### Input material

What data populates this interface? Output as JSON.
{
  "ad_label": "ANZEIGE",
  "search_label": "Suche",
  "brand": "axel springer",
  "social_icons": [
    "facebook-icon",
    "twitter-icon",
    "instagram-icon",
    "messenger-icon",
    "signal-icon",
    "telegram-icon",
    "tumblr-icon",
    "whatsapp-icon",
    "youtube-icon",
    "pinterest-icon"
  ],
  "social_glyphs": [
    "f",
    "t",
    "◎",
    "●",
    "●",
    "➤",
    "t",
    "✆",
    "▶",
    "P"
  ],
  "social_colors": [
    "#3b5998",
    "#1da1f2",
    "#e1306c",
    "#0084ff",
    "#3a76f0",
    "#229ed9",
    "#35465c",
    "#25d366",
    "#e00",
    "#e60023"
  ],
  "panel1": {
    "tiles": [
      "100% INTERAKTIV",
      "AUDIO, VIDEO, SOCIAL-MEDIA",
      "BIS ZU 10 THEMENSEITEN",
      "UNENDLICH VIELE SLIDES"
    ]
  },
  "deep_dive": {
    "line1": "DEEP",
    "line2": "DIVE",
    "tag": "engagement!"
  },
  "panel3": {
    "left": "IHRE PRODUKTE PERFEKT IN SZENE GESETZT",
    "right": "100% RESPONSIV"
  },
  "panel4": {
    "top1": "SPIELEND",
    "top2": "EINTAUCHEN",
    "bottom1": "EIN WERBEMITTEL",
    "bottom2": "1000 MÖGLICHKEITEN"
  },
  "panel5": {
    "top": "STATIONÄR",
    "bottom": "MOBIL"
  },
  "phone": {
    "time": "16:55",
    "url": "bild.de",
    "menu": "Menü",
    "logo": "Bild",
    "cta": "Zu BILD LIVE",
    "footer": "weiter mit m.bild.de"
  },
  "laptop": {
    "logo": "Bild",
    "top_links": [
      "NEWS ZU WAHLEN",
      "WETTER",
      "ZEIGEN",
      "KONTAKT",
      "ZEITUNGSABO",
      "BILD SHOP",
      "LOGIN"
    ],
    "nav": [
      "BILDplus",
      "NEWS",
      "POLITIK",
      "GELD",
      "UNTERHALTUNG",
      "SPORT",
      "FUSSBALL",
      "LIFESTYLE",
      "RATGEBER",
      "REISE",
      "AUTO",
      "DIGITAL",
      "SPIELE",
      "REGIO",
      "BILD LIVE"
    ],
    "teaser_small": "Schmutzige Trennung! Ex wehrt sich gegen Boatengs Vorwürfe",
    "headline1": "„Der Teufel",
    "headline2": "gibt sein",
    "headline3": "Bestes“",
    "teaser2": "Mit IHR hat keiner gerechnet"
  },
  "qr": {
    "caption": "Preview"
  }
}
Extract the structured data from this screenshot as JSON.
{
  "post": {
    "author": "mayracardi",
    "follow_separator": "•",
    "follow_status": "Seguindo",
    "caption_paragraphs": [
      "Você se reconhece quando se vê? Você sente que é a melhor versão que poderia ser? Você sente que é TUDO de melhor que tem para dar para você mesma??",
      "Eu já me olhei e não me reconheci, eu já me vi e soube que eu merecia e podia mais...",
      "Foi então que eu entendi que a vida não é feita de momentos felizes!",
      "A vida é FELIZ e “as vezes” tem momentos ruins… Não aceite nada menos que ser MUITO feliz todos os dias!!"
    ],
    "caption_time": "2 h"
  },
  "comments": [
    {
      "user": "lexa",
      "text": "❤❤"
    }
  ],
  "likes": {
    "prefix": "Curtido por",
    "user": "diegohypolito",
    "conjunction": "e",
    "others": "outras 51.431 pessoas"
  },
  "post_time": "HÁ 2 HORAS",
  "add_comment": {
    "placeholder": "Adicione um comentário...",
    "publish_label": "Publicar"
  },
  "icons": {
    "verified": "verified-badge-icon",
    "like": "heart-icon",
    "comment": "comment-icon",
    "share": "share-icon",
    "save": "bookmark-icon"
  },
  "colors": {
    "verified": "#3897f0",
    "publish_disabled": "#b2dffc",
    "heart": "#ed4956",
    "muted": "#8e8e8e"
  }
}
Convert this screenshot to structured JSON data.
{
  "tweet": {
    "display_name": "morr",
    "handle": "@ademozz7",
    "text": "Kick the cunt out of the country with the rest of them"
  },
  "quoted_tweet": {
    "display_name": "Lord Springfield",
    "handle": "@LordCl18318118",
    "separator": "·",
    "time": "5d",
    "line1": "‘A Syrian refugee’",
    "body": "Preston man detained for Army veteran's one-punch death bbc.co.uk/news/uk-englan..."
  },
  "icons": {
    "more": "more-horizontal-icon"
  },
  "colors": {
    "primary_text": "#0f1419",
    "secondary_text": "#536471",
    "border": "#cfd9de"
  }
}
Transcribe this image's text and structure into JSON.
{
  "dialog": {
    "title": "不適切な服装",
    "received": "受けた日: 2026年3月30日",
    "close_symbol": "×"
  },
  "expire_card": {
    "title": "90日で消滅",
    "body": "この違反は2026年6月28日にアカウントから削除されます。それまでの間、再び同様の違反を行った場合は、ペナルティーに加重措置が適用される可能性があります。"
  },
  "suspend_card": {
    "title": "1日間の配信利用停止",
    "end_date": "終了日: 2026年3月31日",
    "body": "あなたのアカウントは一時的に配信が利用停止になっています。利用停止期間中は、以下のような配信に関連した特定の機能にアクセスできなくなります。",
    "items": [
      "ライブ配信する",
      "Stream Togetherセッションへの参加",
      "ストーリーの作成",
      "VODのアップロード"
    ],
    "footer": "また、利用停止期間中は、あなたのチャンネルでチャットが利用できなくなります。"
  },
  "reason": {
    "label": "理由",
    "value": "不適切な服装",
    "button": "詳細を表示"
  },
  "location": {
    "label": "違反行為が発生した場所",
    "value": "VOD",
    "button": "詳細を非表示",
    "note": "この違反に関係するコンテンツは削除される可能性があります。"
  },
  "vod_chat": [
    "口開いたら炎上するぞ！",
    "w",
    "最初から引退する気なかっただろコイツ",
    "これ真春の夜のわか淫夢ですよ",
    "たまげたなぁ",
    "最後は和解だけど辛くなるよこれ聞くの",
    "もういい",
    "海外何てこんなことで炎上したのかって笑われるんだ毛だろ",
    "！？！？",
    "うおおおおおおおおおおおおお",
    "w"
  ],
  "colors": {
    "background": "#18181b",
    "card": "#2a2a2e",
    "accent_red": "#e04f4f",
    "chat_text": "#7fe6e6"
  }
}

######

#### [What to work on]
Pick out all the lines with the word "data" in them and copy them.

#### [Answer to this exercise]
What data populates this interface? Output as JSON.
Extract the structured data from this screenshot as JSON.
Convert this screenshot to structured JSON data.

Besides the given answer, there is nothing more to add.